▶ _What you have to do_
Leave the pictures behind and repeat all the entries exactly.

▶ _Supplied records_
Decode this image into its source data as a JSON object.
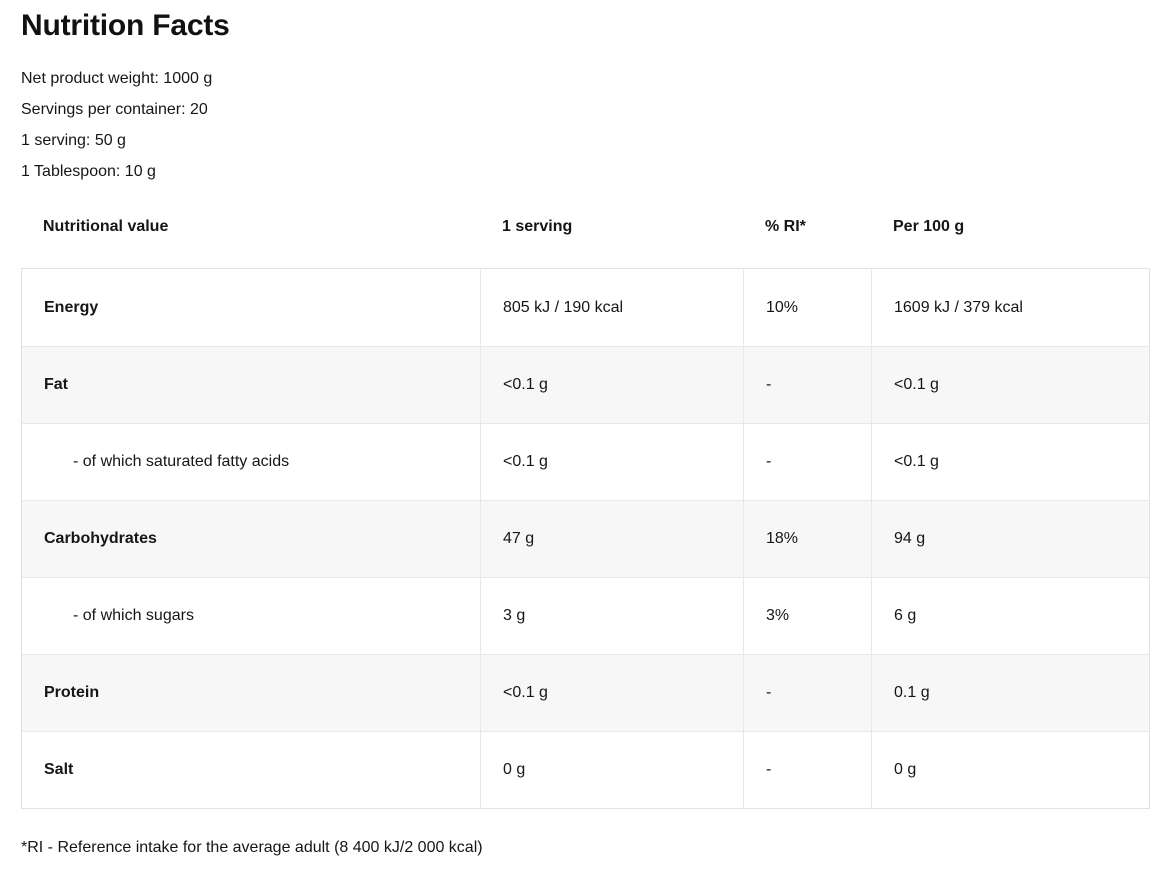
{
  "title": "Nutrition Facts",
  "meta": {
    "net_weight": "Net product weight: 1000 g",
    "servings_per_container": "Servings per container: 20",
    "serving_size": "1 serving: 50 g",
    "tablespoon": "1 Tablespoon: 10 g"
  },
  "table": {
    "headers": [
      "Nutritional value",
      "1 serving",
      "% RI*",
      "Per 100 g"
    ],
    "rows": [
      {
        "name": "Energy",
        "serving": "805 kJ / 190 kcal",
        "ri": "10%",
        "per100": "1609 kJ / 379 kcal",
        "emphasis": true,
        "indent": false,
        "shaded": false
      },
      {
        "name": "Fat",
        "serving": "<0.1 g",
        "ri": "-",
        "per100": "<0.1 g",
        "emphasis": true,
        "indent": false,
        "shaded": true
      },
      {
        "name": "- of which saturated fatty acids",
        "serving": "<0.1 g",
        "ri": "-",
        "per100": "<0.1 g",
        "emphasis": false,
        "indent": true,
        "shaded": false
      },
      {
        "name": "Carbohydrates",
        "serving": "47 g",
        "ri": "18%",
        "per100": "94 g",
        "emphasis": true,
        "indent": false,
        "shaded": true
      },
      {
        "name": "- of which sugars",
        "serving": "3 g",
        "ri": "3%",
        "per100": "6 g",
        "emphasis": false,
        "indent": true,
        "shaded": false
      },
      {
        "name": "Protein",
        "serving": "<0.1 g",
        "ri": "-",
        "per100": "0.1 g",
        "emphasis": true,
        "indent": false,
        "shaded": true
      },
      {
        "name": "Salt",
        "serving": "0 g",
        "ri": "-",
        "per100": "0 g",
        "emphasis": true,
        "indent": false,
        "shaded": false
      }
    ]
  },
  "footnote": "*RI - Reference intake for the average adult (8 400 kJ/2 000 kcal)",
  "colors": {
    "text": "#161616",
    "row_shade": "#f7f7f7",
    "border": "#e2e2e2",
    "background": "#ffffff"
  }
}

▶ _Task result_
Decode this image into its source data as a JSON object.
{
  "title": "Nutrition Facts",
  "meta": {
    "net_weight": "Net product weight: 1000 g",
    "servings_per_container": "Servings per container: 20",
    "serving_size": "1 serving: 50 g",
    "tablespoon": "1 Tablespoon: 10 g"
  },
  "table": {
    "headers": [
      "Nutritional value",
      "1 serving",
      "% RI*",
      "Per 100 g"
    ],
    "rows": [
      {
        "name": "Energy",
        "serving": "805 kJ / 190 kcal",
        "ri": "10%",
        "per100": "1609 kJ / 379 kcal",
        "emphasis": true,
        "indent": false,
        "shaded": false
      },
      {
        "name": "Fat",
        "serving": "<0.1 g",
        "ri": "-",
        "per100": "<0.1 g",
        "emphasis": true,
        "indent": false,
        "shaded": true
      },
      {
        "name": "- of which saturated fatty acids",
        "serving": "<0.1 g",
        "ri": "-",
        "per100": "<0.1 g",
        "emphasis": false,
        "indent": true,
        "shaded": false
      },
      {
        "name": "Carbohydrates",
        "serving": "47 g",
        "ri": "18%",
        "per100": "94 g",
        "emphasis": true,
        "indent": false,
        "shaded": true
      },
      {
        "name": "- of which sugars",
        "serving": "3 g",
        "ri": "3%",
        "per100": "6 g",
        "emphasis": false,
        "indent": true,
        "shaded": false
      },
      {
        "name": "Protein",
        "serving": "<0.1 g",
        "ri": "-",
        "per100": "0.1 g",
        "emphasis": true,
        "indent": false,
        "shaded": true
      },
      {
        "name": "Salt",
        "serving": "0 g",
        "ri": "-",
        "per100": "0 g",
        "emphasis": true,
        "indent": false,
        "shaded": false
      }
    ]
  },
  "footnote": "*RI - Reference intake for the average adult (8 400 kJ/2 000 kcal)",
  "colors": {
    "text": "#161616",
    "row_shade": "#f7f7f7",
    "border": "#e2e2e2",
    "background": "#ffffff"
  }
}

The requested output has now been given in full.